### Your objective:
Will you transcribe all the entries word for word, skipping the pictures they hold?

** BEGIN Records provided **

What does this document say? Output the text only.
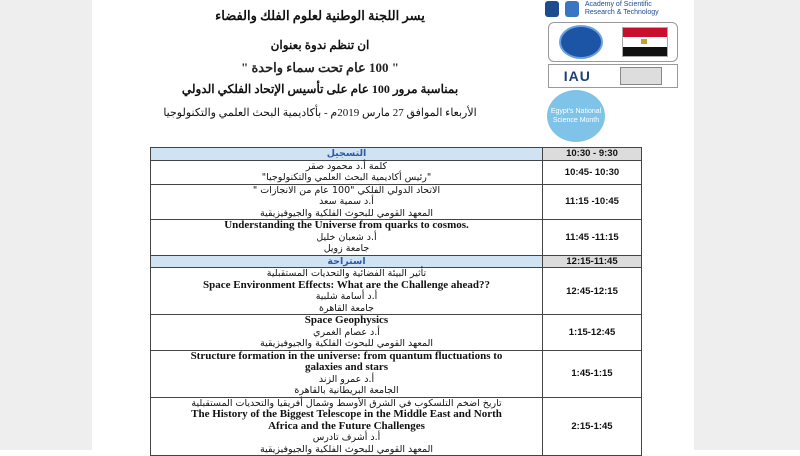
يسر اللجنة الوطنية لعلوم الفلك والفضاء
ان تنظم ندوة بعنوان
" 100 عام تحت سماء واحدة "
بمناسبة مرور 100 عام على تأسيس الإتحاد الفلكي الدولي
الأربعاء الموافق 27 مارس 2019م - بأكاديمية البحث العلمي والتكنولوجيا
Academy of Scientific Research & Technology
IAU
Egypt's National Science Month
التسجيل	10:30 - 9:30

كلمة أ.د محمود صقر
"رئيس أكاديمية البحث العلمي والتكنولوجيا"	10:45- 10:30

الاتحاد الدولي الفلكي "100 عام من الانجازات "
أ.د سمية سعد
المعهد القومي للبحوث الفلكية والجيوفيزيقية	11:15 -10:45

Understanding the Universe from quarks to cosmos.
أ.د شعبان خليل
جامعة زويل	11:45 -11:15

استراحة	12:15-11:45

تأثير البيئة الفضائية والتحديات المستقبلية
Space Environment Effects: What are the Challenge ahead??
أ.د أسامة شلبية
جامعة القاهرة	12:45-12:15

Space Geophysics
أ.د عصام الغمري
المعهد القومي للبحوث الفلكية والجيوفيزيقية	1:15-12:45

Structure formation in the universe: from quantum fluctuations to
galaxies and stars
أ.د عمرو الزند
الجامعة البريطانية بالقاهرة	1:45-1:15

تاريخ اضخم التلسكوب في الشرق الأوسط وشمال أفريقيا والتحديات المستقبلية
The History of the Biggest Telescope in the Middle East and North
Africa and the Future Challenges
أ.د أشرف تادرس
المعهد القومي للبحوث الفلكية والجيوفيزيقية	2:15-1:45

** END Records provided **

### Reply:
What does this document say? Output the text only.
يسر اللجنة الوطنية لعلوم الفلك والفضاء
ان تنظم ندوة بعنوان
" 100 عام تحت سماء واحدة "
بمناسبة مرور 100 عام على تأسيس الإتحاد الفلكي الدولي
الأربعاء الموافق 27 مارس 2019م - بأكاديمية البحث العلمي والتكنولوجيا
Academy of Scientific Research & Technology
IAU
Egypt's National Science Month
التسجيل	10:30 - 9:30

كلمة أ.د محمود صقر
"رئيس أكاديمية البحث العلمي والتكنولوجيا"	10:45- 10:30

الاتحاد الدولي الفلكي "100 عام من الانجازات "
أ.د سمية سعد
المعهد القومي للبحوث الفلكية والجيوفيزيقية	11:15 -10:45

Understanding the Universe from quarks to cosmos.
أ.د شعبان خليل
جامعة زويل	11:45 -11:15

استراحة	12:15-11:45

تأثير البيئة الفضائية والتحديات المستقبلية
Space Environment Effects: What are the Challenge ahead??
أ.د أسامة شلبية
جامعة القاهرة	12:45-12:15

Space Geophysics
أ.د عصام الغمري
المعهد القومي للبحوث الفلكية والجيوفيزيقية	1:15-12:45

Structure formation in the universe: from quantum fluctuations to
galaxies and stars
أ.د عمرو الزند
الجامعة البريطانية بالقاهرة	1:45-1:15

تاريخ اضخم التلسكوب في الشرق الأوسط وشمال أفريقيا والتحديات المستقبلية
The History of the Biggest Telescope in the Middle East and North
Africa and the Future Challenges
أ.د أشرف تادرس
المعهد القومي للبحوث الفلكية والجيوفيزيقية	2:15-1:45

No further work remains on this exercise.